### Exercise task
Your task is to retype each line of the data below exactly.

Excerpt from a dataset
################

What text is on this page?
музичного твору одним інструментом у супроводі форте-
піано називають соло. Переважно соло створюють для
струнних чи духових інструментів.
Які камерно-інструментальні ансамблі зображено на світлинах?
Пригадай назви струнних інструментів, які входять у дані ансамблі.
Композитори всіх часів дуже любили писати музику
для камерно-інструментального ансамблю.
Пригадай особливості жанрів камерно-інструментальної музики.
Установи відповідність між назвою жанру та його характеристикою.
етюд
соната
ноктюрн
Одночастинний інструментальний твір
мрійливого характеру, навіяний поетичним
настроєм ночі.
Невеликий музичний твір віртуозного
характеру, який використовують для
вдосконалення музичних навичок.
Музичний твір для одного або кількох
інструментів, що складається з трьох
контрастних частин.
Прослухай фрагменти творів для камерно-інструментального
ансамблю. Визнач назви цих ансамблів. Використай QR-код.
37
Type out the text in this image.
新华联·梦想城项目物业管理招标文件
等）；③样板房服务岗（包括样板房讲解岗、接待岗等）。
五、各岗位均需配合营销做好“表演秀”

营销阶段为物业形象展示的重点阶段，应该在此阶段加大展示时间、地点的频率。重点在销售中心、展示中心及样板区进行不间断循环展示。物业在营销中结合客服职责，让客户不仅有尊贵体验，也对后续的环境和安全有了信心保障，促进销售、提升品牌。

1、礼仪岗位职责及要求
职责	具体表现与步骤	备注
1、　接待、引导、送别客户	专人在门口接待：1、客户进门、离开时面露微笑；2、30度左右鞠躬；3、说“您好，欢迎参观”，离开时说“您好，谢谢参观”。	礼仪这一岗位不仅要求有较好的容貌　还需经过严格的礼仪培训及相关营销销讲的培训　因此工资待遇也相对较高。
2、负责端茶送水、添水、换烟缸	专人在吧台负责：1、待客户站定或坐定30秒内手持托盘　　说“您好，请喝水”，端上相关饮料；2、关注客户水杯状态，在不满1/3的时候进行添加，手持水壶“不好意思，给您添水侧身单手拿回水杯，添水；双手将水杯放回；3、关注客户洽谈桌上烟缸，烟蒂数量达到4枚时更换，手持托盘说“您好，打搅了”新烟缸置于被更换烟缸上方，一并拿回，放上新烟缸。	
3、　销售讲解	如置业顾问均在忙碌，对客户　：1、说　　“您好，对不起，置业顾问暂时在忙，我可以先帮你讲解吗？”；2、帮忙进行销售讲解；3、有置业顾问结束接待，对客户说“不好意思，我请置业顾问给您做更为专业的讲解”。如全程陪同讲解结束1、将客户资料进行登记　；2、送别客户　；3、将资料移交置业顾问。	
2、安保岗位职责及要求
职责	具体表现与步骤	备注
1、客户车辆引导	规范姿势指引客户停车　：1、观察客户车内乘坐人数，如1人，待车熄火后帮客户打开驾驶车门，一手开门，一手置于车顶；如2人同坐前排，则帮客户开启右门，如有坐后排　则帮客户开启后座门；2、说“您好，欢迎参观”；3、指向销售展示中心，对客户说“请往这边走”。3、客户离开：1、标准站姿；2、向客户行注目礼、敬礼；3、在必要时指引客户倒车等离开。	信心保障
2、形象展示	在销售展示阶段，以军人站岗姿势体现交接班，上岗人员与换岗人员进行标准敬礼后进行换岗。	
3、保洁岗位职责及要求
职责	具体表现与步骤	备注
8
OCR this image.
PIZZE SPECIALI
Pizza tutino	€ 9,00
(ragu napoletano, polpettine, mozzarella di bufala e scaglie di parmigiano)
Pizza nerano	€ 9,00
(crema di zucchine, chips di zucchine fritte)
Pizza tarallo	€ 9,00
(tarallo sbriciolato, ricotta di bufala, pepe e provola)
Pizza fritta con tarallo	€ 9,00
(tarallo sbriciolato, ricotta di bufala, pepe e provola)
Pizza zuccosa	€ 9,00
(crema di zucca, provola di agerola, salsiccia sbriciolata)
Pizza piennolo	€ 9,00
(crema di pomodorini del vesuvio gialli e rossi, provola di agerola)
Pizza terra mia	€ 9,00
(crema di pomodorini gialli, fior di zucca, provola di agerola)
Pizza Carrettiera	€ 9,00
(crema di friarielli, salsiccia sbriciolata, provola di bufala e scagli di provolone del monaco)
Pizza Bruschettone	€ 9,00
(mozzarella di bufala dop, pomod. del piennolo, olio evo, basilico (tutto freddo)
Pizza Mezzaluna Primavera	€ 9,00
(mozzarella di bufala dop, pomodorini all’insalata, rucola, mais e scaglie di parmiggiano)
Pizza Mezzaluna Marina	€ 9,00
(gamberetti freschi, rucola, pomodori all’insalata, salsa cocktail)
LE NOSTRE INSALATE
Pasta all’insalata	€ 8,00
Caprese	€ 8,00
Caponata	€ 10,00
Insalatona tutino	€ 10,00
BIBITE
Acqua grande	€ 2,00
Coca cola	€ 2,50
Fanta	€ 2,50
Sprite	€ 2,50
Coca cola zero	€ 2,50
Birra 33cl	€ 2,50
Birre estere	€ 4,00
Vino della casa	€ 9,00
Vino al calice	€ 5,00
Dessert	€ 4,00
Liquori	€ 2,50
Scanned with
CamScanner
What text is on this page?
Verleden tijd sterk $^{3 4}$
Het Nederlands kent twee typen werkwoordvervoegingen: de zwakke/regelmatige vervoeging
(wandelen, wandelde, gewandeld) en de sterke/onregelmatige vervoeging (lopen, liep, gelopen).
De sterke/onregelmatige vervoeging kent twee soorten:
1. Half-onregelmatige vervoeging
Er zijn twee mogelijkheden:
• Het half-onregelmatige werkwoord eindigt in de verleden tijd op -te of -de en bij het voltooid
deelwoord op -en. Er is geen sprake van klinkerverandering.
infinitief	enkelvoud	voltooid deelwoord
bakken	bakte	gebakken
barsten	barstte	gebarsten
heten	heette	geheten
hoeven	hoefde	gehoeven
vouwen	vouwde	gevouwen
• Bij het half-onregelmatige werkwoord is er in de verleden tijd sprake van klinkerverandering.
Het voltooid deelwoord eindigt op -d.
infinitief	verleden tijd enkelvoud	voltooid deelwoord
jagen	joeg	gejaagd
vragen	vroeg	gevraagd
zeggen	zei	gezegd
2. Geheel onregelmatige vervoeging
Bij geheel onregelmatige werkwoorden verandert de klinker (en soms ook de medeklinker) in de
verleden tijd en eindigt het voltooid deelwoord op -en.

################

### Solution to this task
What text is on this page?
музичного твору одним інструментом у супроводі форте-
піано називають соло. Переважно соло створюють для
струнних чи духових інструментів.
Які камерно-інструментальні ансамблі зображено на світлинах?
Пригадай назви струнних інструментів, які входять у дані ансамблі.
Композитори всіх часів дуже любили писати музику
для камерно-інструментального ансамблю.
Пригадай особливості жанрів камерно-інструментальної музики.
Установи відповідність між назвою жанру та його характеристикою.
етюд
соната
ноктюрн
Одночастинний інструментальний твір
мрійливого характеру, навіяний поетичним
настроєм ночі.
Невеликий музичний твір віртуозного
характеру, який використовують для
вдосконалення музичних навичок.
Музичний твір для одного або кількох
інструментів, що складається з трьох
контрастних частин.
Прослухай фрагменти творів для камерно-інструментального
ансамблю. Визнач назви цих ансамблів. Використай QR-код.
37
Type out the text in this image.
新华联·梦想城项目物业管理招标文件
等）；③样板房服务岗（包括样板房讲解岗、接待岗等）。
五、各岗位均需配合营销做好“表演秀”

营销阶段为物业形象展示的重点阶段，应该在此阶段加大展示时间、地点的频率。重点在销售中心、展示中心及样板区进行不间断循环展示。物业在营销中结合客服职责，让客户不仅有尊贵体验，也对后续的环境和安全有了信心保障，促进销售、提升品牌。

1、礼仪岗位职责及要求
职责	具体表现与步骤	备注
1、　接待、引导、送别客户	专人在门口接待：1、客户进门、离开时面露微笑；2、30度左右鞠躬；3、说“您好，欢迎参观”，离开时说“您好，谢谢参观”。	礼仪这一岗位不仅要求有较好的容貌　还需经过严格的礼仪培训及相关营销销讲的培训　因此工资待遇也相对较高。
2、负责端茶送水、添水、换烟缸	专人在吧台负责：1、待客户站定或坐定30秒内手持托盘　　说“您好，请喝水”，端上相关饮料；2、关注客户水杯状态，在不满1/3的时候进行添加，手持水壶“不好意思，给您添水侧身单手拿回水杯，添水；双手将水杯放回；3、关注客户洽谈桌上烟缸，烟蒂数量达到4枚时更换，手持托盘说“您好，打搅了”新烟缸置于被更换烟缸上方，一并拿回，放上新烟缸。	
3、　销售讲解	如置业顾问均在忙碌，对客户　：1、说　　“您好，对不起，置业顾问暂时在忙，我可以先帮你讲解吗？”；2、帮忙进行销售讲解；3、有置业顾问结束接待，对客户说“不好意思，我请置业顾问给您做更为专业的讲解”。如全程陪同讲解结束1、将客户资料进行登记　；2、送别客户　；3、将资料移交置业顾问。	
2、安保岗位职责及要求
职责	具体表现与步骤	备注
1、客户车辆引导	规范姿势指引客户停车　：1、观察客户车内乘坐人数，如1人，待车熄火后帮客户打开驾驶车门，一手开门，一手置于车顶；如2人同坐前排，则帮客户开启右门，如有坐后排　则帮客户开启后座门；2、说“您好，欢迎参观”；3、指向销售展示中心，对客户说“请往这边走”。3、客户离开：1、标准站姿；2、向客户行注目礼、敬礼；3、在必要时指引客户倒车等离开。	信心保障
2、形象展示	在销售展示阶段，以军人站岗姿势体现交接班，上岗人员与换岗人员进行标准敬礼后进行换岗。	
3、保洁岗位职责及要求
职责	具体表现与步骤	备注
8
OCR this image.
PIZZE SPECIALI
Pizza tutino	€ 9,00
(ragu napoletano, polpettine, mozzarella di bufala e scaglie di parmigiano)
Pizza nerano	€ 9,00
(crema di zucchine, chips di zucchine fritte)
Pizza tarallo	€ 9,00
(tarallo sbriciolato, ricotta di bufala, pepe e provola)
Pizza fritta con tarallo	€ 9,00
(tarallo sbriciolato, ricotta di bufala, pepe e provola)
Pizza zuccosa	€ 9,00
(crema di zucca, provola di agerola, salsiccia sbriciolata)
Pizza piennolo	€ 9,00
(crema di pomodorini del vesuvio gialli e rossi, provola di agerola)
Pizza terra mia	€ 9,00
(crema di pomodorini gialli, fior di zucca, provola di agerola)
Pizza Carrettiera	€ 9,00
(crema di friarielli, salsiccia sbriciolata, provola di bufala e scagli di provolone del monaco)
Pizza Bruschettone	€ 9,00
(mozzarella di bufala dop, pomod. del piennolo, olio evo, basilico (tutto freddo)
Pizza Mezzaluna Primavera	€ 9,00
(mozzarella di bufala dop, pomodorini all’insalata, rucola, mais e scaglie di parmiggiano)
Pizza Mezzaluna Marina	€ 9,00
(gamberetti freschi, rucola, pomodori all’insalata, salsa cocktail)
LE NOSTRE INSALATE
Pasta all’insalata	€ 8,00
Caprese	€ 8,00
Caponata	€ 10,00
Insalatona tutino	€ 10,00
BIBITE
Acqua grande	€ 2,00
Coca cola	€ 2,50
Fanta	€ 2,50
Sprite	€ 2,50
Coca cola zero	€ 2,50
Birra 33cl	€ 2,50
Birre estere	€ 4,00
Vino della casa	€ 9,00
Vino al calice	€ 5,00
Dessert	€ 4,00
Liquori	€ 2,50
Scanned with
CamScanner
What text is on this page?
Verleden tijd sterk $^{3 4}$
Het Nederlands kent twee typen werkwoordvervoegingen: de zwakke/regelmatige vervoeging
(wandelen, wandelde, gewandeld) en de sterke/onregelmatige vervoeging (lopen, liep, gelopen).
De sterke/onregelmatige vervoeging kent twee soorten:
1. Half-onregelmatige vervoeging
Er zijn twee mogelijkheden:
• Het half-onregelmatige werkwoord eindigt in de verleden tijd op -te of -de en bij het voltooid
deelwoord op -en. Er is geen sprake van klinkerverandering.
infinitief	enkelvoud	voltooid deelwoord
bakken	bakte	gebakken
barsten	barstte	gebarsten
heten	heette	geheten
hoeven	hoefde	gehoeven
vouwen	vouwde	gevouwen
• Bij het half-onregelmatige werkwoord is er in de verleden tijd sprake van klinkerverandering.
Het voltooid deelwoord eindigt op -d.
infinitief	verleden tijd enkelvoud	voltooid deelwoord
jagen	joeg	gejaagd
vragen	vroeg	gevraagd
zeggen	zei	gezegd
2. Geheel onregelmatige vervoeging
Bij geheel onregelmatige werkwoorden verandert de klinker (en soms ook de medeklinker) in de
verleden tijd en eindigt het voltooid deelwoord op -en.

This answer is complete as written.